Continue the article on American developers' growing use of Chinese A.I. models, beginning immediately after its final sentence.

(Given text)
Content starts

American developers are now routing as much as 46 percent of their A.I. token traffic to Chinese models, according to OpenRouter data reported by CNBC on Tuesday, a figure that has held above 30 percent every week since Feb. 8. The trailing twelve-month average sits at 11 percent. The first-half 2025 figure was 4.5 percent. Hours after CNBC published, Reuters reported that China’s Ministry of Commerce has spent the past month meeting with Alibaba, ByteDance and Z.ai about curbing foreign access to their systems.
The two stories are the same story, told from opposite ends of a supply chain that wasn’t supposed to exist.
The immediate driver is price. Justin Summerville, who works on data and analytics at OpenRouter, described open-source Chinese models as “60 percent to 90 percent cheaper” than the leading systems from Anthropic and OpenAI. Harpreet Arora, head of agentic infrastructure at Vercel, was blunter: “Price is doing the work here.” Z.ai’s GLM-5.2, released in June 2026, closed to within a percentage point of Anthropic’s Opus 4.8 on one widely cited agentic benchmark while costing roughly a fifth as much. In its first full week, GLM-5.2’s daily token volume grew about 27-fold and its customer count about 80-fold.

Content ends

(Data for review)
Content starts

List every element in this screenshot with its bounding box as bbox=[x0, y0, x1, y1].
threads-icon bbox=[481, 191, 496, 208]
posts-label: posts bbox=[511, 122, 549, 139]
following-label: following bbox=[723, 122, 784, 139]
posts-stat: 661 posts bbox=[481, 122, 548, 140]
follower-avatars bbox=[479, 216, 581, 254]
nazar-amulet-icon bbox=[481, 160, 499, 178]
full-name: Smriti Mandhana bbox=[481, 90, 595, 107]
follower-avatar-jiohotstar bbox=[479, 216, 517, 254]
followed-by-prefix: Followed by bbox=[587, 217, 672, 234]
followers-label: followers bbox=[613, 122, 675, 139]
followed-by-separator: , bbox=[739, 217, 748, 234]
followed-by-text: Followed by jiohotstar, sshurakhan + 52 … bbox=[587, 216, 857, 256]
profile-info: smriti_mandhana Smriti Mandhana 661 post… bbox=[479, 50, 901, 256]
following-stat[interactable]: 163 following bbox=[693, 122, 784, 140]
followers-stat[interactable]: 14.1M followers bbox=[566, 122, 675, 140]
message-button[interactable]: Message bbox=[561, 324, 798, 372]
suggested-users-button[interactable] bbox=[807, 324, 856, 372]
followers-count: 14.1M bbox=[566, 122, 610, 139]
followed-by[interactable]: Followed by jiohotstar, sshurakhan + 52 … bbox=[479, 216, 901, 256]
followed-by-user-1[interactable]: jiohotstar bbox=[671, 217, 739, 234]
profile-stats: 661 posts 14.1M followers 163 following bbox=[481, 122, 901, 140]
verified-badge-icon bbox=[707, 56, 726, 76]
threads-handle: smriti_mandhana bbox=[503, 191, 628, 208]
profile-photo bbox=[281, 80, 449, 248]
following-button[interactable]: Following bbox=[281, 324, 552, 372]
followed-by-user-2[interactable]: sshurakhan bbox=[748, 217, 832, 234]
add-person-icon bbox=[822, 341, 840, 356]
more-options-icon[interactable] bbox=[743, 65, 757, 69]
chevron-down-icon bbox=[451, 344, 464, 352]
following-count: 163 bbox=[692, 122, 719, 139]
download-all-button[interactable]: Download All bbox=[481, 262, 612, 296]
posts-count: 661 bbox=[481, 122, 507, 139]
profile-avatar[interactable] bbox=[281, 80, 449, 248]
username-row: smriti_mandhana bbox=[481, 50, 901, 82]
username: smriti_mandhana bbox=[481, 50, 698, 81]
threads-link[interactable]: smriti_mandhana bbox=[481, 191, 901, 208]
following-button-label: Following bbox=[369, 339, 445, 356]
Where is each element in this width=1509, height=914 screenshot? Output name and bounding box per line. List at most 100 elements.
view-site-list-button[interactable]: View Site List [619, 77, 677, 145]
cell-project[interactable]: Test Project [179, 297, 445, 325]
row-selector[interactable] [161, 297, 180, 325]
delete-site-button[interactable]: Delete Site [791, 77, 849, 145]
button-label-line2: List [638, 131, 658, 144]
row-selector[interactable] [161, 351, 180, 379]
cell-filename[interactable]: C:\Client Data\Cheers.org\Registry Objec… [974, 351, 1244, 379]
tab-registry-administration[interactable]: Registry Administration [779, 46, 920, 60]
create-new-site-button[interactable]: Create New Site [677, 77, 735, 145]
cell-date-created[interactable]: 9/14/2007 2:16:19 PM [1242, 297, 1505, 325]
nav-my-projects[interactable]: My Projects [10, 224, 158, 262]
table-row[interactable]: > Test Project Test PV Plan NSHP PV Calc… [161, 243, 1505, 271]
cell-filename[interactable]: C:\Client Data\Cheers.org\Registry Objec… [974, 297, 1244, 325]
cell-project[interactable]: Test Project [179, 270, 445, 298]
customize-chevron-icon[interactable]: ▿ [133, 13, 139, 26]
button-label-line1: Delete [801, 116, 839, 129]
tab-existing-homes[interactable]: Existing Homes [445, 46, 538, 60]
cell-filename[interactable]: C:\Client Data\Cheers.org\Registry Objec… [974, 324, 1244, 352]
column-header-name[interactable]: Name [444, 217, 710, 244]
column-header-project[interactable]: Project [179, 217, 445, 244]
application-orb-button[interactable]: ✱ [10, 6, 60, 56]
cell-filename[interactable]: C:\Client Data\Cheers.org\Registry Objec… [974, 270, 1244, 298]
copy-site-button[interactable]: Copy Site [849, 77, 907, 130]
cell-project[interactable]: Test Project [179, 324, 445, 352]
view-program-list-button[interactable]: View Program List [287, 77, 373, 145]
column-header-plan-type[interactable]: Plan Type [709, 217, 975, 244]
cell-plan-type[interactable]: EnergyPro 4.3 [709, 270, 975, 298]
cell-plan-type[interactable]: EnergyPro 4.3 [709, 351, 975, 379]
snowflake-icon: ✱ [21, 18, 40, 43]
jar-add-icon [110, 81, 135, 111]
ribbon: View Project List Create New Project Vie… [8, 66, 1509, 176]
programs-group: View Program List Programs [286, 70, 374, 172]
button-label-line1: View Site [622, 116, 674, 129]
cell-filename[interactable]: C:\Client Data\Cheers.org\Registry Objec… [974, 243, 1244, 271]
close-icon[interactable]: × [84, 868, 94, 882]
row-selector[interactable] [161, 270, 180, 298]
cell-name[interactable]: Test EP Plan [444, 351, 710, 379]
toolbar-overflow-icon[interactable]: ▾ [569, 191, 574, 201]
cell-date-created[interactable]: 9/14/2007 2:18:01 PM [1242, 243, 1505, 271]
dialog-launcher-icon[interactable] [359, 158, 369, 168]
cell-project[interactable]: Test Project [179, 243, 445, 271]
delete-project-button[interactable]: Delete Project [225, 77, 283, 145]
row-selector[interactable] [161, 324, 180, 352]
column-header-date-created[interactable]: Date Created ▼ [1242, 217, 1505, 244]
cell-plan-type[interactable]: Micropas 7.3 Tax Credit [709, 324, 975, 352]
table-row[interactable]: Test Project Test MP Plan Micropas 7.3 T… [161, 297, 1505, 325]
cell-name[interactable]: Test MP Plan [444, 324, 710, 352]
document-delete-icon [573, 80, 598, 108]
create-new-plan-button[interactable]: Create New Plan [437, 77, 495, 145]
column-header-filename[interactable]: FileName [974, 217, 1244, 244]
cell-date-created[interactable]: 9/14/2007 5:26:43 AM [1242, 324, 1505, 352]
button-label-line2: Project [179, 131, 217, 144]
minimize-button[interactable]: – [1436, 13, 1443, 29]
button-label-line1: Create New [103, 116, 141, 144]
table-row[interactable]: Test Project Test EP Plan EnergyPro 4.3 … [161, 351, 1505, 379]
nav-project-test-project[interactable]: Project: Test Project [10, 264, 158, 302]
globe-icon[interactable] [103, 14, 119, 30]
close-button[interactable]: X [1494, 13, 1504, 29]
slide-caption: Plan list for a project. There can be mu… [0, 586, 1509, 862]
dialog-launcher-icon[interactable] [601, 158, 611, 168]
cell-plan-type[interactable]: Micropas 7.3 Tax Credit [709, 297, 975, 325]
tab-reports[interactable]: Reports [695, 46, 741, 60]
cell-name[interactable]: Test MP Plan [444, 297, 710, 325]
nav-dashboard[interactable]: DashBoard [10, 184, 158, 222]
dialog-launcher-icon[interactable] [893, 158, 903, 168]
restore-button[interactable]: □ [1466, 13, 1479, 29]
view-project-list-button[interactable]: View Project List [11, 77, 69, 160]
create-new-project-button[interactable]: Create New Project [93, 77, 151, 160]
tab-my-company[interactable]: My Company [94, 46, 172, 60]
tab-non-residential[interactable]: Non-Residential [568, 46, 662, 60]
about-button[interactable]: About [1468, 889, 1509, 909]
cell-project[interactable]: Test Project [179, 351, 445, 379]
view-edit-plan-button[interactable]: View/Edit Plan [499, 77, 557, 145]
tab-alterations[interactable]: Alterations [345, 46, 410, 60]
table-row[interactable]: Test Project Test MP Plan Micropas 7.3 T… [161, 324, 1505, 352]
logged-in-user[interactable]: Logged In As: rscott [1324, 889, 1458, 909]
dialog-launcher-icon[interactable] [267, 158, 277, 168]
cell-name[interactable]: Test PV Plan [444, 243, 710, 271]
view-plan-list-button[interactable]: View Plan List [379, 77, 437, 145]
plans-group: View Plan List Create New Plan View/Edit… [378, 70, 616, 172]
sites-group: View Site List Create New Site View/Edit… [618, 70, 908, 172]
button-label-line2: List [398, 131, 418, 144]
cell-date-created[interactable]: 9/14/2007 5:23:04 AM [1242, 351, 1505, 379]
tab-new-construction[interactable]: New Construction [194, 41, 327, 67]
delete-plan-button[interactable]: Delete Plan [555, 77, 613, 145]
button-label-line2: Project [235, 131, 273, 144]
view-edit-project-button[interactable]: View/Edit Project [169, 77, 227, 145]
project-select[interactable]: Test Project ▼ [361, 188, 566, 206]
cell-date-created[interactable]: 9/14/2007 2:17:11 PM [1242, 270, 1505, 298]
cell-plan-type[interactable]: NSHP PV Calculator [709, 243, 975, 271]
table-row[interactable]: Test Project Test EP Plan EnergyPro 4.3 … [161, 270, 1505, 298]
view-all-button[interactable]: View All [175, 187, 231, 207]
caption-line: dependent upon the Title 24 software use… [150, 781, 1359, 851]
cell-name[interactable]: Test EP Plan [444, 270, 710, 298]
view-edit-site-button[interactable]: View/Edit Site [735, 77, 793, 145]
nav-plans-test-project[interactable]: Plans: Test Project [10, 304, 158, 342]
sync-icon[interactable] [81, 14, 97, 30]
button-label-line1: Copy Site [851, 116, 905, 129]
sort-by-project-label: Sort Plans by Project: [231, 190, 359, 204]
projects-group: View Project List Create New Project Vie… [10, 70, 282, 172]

Content ends

(Task result)
The migrations aren’t confined to indie developers. Nikkei Asia reports that Coinbase and Uber are running significant workloads on GLM-5.2 and DeepSeek, and that the shift accelerated after the Trump administration imposed and then partially lifted export controls on Anthropic’s frontier Mythos and Fable models. Lindy moved all of its traffic from Claude to DeepSeek in June. Flo Crivello, the startup’s chief executive, said the switch would save his company millions.
Kyle Chan, a fellow at the Brookings Institution, framed the behavioral shift plainly: U.S. companies that were “previously prioritizing A.I. adoption regardless of model” are now “getting more cost-conscious.”
Beijing has noticed. According to three people familiar with the discussions, officials from the Ministry of Commerce and the National Development and Reform Commission have been meeting with the three labs about limits on frontier model release, treating theft of A.I. technology as a national-security offense, and new restrictions on funding domestic A.I. startups. Two of the three said any rules might apply only to future models. The Commerce Ministry, N.D.R.C., Alibaba, ByteDance and Z.ai didn’t respond to Reuters’s requests for comment.
The symmetry is the point. Washington’s export controls were designed to keep American frontier capability out of Chinese hands. What they produced instead was a Chinese open-source stack cheap enough that American enterprises adopted it voluntarily, and a Chinese state now weighing whether that adoption has become a strategic asset worth withholding.